What the exercise asks
Pull every line of the entries that has the word "afin".

----------

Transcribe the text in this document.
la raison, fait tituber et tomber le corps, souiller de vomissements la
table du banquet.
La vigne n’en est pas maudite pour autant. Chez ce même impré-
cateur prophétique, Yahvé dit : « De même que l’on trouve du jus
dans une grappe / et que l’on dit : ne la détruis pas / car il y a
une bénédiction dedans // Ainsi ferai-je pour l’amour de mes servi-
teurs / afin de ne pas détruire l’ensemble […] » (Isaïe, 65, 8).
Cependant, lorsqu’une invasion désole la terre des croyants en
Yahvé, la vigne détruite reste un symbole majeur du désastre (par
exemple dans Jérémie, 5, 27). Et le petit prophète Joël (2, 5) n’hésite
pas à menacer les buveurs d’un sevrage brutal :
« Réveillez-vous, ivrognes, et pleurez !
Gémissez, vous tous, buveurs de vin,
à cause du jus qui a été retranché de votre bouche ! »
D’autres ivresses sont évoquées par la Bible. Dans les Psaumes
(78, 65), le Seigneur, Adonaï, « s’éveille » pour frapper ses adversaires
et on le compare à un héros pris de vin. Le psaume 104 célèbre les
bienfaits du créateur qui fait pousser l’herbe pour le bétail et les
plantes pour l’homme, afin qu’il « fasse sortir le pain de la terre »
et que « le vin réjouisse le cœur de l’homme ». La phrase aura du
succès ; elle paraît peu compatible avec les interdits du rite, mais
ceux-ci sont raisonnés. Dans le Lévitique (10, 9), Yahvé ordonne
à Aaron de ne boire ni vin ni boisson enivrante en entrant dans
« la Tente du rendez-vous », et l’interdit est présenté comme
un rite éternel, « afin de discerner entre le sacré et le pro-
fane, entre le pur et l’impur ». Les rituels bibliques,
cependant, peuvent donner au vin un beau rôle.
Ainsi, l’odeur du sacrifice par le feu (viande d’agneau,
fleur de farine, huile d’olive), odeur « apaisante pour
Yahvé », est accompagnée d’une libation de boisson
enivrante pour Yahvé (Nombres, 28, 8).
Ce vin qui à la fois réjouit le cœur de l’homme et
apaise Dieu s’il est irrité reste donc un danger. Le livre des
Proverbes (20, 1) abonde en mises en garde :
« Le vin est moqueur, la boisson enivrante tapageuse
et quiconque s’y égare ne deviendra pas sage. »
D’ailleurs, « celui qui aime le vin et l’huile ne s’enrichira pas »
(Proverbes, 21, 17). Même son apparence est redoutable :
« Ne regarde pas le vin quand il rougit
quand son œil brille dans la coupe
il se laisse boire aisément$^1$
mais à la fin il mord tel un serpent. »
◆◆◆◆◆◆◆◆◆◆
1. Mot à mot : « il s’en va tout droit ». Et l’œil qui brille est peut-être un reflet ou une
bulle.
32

----------

Finished task
teurs / afin de ne pas détruire l’ensemble […] » (Isaïe, 65, 8).
plantes pour l’homme, afin qu’il « fasse sortir le pain de la terre »
un rite éternel, « afin de discerner entre le sacré et le pro-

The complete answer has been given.